> [WHAT THE TASK REQUIRES] Copy the rows from the line with "Itemize the components" up to and including the line with "message-timestamp: 13m <box>462", keeping every character as it is.

> [GIVEN RECORDS]
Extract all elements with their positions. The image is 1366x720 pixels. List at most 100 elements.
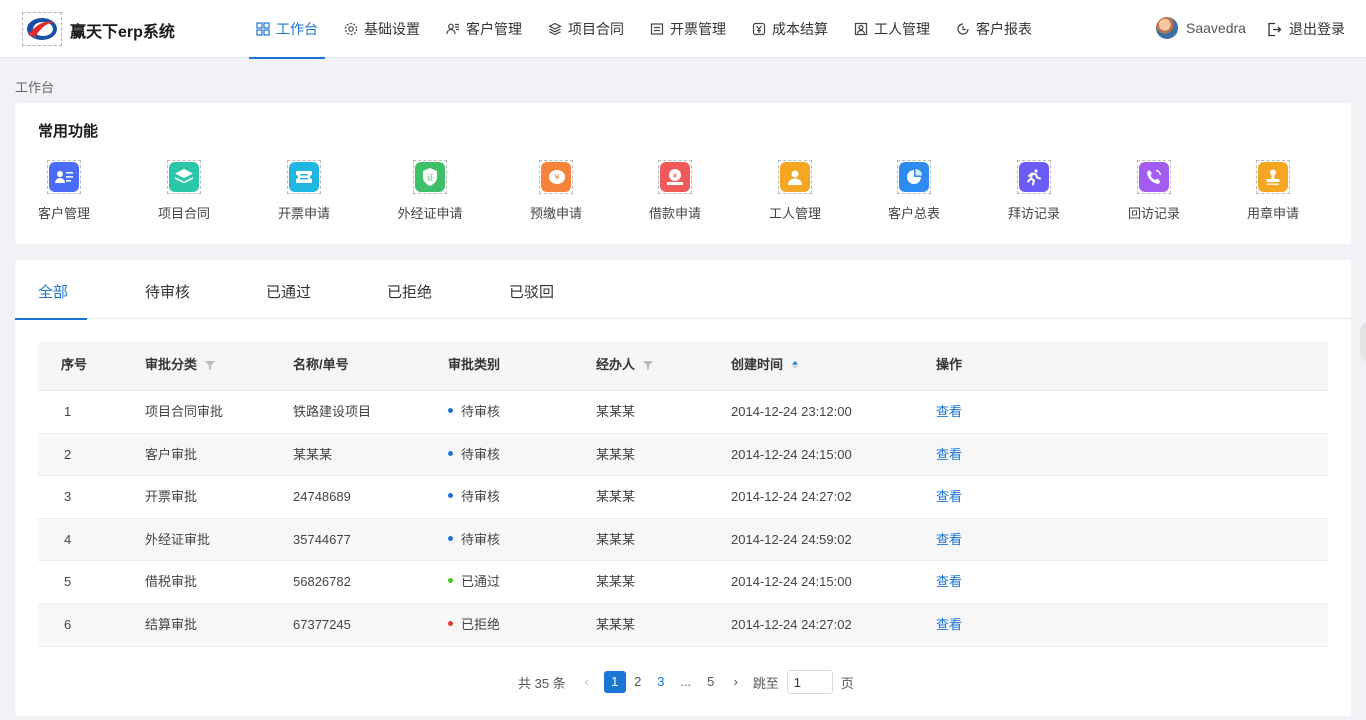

* * *

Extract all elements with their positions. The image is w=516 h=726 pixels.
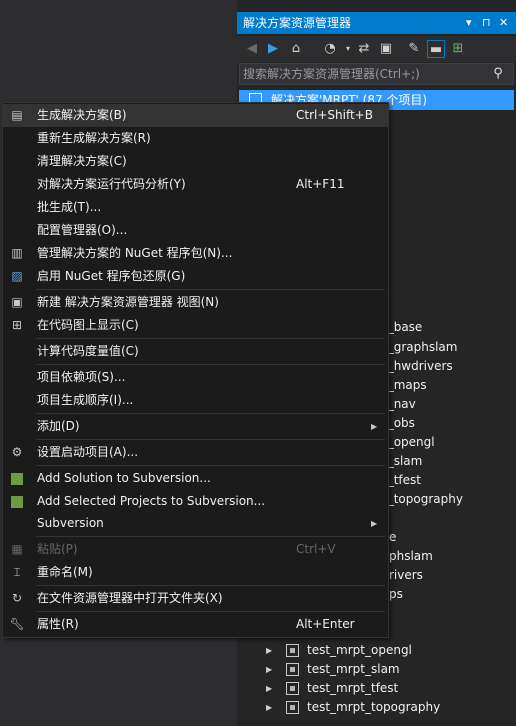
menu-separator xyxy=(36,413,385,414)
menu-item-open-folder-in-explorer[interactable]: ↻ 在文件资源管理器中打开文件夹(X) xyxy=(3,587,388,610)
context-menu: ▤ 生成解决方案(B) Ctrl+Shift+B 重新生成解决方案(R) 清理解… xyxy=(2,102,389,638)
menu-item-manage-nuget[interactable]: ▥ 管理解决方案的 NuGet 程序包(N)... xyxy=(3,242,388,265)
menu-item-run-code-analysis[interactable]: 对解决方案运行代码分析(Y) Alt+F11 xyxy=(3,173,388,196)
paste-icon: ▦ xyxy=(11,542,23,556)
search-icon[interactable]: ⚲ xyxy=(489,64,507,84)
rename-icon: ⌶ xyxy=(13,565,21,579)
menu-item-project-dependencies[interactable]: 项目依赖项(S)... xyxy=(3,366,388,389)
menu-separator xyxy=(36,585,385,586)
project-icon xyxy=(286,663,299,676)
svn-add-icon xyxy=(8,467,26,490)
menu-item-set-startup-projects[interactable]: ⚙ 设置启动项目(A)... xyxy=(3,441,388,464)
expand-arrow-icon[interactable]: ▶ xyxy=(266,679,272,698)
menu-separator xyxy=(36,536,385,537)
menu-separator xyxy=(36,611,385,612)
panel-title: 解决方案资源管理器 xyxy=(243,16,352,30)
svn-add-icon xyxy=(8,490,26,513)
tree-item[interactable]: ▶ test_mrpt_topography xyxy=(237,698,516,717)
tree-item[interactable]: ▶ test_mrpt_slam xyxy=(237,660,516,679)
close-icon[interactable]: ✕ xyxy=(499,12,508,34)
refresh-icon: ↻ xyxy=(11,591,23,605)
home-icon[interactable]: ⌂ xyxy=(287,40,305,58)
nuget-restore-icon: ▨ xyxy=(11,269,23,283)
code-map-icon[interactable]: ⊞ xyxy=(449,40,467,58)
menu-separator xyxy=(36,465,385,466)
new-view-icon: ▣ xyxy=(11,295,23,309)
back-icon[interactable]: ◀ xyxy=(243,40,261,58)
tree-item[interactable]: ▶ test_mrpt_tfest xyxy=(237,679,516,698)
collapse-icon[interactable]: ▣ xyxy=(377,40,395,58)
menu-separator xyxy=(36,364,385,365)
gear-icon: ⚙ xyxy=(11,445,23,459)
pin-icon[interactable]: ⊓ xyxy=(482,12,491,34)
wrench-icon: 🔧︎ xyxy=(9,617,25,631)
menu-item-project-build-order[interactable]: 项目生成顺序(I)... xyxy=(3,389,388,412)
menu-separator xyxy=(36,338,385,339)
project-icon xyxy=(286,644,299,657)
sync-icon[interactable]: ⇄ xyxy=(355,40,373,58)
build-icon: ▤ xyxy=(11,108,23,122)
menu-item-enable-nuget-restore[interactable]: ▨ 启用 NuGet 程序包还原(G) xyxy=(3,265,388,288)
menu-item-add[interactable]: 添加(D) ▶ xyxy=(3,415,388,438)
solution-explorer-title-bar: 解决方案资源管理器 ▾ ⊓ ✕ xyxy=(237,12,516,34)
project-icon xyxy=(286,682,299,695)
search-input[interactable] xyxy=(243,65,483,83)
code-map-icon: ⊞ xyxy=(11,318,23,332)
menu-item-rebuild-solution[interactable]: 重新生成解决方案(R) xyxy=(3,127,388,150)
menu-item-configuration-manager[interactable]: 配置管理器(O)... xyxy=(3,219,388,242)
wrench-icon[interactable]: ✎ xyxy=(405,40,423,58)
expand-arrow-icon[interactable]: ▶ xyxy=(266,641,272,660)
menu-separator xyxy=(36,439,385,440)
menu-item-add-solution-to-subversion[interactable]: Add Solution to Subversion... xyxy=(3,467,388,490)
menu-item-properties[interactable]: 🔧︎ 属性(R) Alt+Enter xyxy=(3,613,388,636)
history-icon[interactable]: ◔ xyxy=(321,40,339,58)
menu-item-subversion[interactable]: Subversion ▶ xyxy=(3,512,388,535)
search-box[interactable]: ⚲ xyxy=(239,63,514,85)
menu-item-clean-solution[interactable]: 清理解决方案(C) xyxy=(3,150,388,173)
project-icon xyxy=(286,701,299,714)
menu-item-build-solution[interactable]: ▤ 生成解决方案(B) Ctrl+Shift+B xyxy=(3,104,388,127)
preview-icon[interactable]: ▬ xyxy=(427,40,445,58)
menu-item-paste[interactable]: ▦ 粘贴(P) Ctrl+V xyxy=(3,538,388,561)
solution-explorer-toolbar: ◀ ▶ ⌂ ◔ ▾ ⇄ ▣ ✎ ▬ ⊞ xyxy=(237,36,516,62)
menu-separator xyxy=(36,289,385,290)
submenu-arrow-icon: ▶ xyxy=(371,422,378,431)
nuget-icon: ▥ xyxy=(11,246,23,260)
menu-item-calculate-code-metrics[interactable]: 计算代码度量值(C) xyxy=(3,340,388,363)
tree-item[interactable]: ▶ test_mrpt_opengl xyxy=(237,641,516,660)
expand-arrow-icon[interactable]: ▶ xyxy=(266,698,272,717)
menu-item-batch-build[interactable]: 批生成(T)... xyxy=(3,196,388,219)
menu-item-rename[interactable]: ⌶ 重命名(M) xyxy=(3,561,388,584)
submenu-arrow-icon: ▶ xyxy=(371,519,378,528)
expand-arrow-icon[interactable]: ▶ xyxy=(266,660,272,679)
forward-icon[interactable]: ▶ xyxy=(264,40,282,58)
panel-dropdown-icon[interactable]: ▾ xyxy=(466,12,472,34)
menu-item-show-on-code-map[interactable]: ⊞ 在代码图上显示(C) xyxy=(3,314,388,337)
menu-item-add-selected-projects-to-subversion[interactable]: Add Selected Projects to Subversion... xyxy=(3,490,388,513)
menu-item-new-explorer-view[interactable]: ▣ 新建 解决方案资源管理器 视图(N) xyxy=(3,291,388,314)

...

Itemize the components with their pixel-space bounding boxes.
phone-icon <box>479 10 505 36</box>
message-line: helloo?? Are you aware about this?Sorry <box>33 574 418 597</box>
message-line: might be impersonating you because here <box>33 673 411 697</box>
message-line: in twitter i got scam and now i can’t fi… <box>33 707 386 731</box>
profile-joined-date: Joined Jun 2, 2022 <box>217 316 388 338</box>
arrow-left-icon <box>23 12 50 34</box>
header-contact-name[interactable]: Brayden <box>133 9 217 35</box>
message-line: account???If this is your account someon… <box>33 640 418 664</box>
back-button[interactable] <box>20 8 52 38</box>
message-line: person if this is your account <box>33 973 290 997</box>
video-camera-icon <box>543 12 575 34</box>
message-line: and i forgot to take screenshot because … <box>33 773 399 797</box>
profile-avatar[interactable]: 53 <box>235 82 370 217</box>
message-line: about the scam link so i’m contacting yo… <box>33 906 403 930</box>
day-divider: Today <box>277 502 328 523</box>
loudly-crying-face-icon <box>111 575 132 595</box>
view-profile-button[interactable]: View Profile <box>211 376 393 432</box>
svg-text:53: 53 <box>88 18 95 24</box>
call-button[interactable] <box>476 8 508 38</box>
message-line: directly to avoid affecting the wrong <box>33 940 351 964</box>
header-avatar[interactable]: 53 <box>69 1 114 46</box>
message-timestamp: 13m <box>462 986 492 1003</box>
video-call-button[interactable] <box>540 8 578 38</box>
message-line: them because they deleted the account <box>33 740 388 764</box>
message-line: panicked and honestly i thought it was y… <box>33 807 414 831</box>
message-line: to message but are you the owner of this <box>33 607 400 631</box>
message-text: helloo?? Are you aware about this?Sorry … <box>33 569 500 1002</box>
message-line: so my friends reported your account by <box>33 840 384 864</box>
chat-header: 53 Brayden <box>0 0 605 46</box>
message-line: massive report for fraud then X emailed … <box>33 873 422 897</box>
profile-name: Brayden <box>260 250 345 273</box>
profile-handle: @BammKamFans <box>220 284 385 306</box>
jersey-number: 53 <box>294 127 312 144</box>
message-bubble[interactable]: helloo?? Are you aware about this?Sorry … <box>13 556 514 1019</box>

> [COMPLETE RESPONSE]
Itemize the components with their pixel-space bounding boxes.
phone-icon <box>479 10 505 36</box>
message-line: helloo?? Are you aware about this?Sorry <box>33 574 418 597</box>
message-line: might be impersonating you because here <box>33 673 411 697</box>
message-line: in twitter i got scam and now i can’t fi… <box>33 707 386 731</box>
profile-joined-date: Joined Jun 2, 2022 <box>217 316 388 338</box>
arrow-left-icon <box>23 12 50 34</box>
header-contact-name[interactable]: Brayden <box>133 9 217 35</box>
message-line: account???If this is your account someon… <box>33 640 418 664</box>
back-button[interactable] <box>20 8 52 38</box>
message-line: person if this is your account <box>33 973 290 997</box>
video-camera-icon <box>543 12 575 34</box>
message-line: and i forgot to take screenshot because … <box>33 773 399 797</box>
profile-avatar[interactable]: 53 <box>235 82 370 217</box>
message-line: about the scam link so i’m contacting yo… <box>33 906 403 930</box>
day-divider: Today <box>277 502 328 523</box>
loudly-crying-face-icon <box>111 575 132 595</box>
view-profile-button[interactable]: View Profile <box>211 376 393 432</box>
svg-text:53: 53 <box>88 18 95 24</box>
call-button[interactable] <box>476 8 508 38</box>
message-line: directly to avoid affecting the wrong <box>33 940 351 964</box>
header-avatar[interactable]: 53 <box>69 1 114 46</box>
message-timestamp: 13m <box>462 986 492 1003</box>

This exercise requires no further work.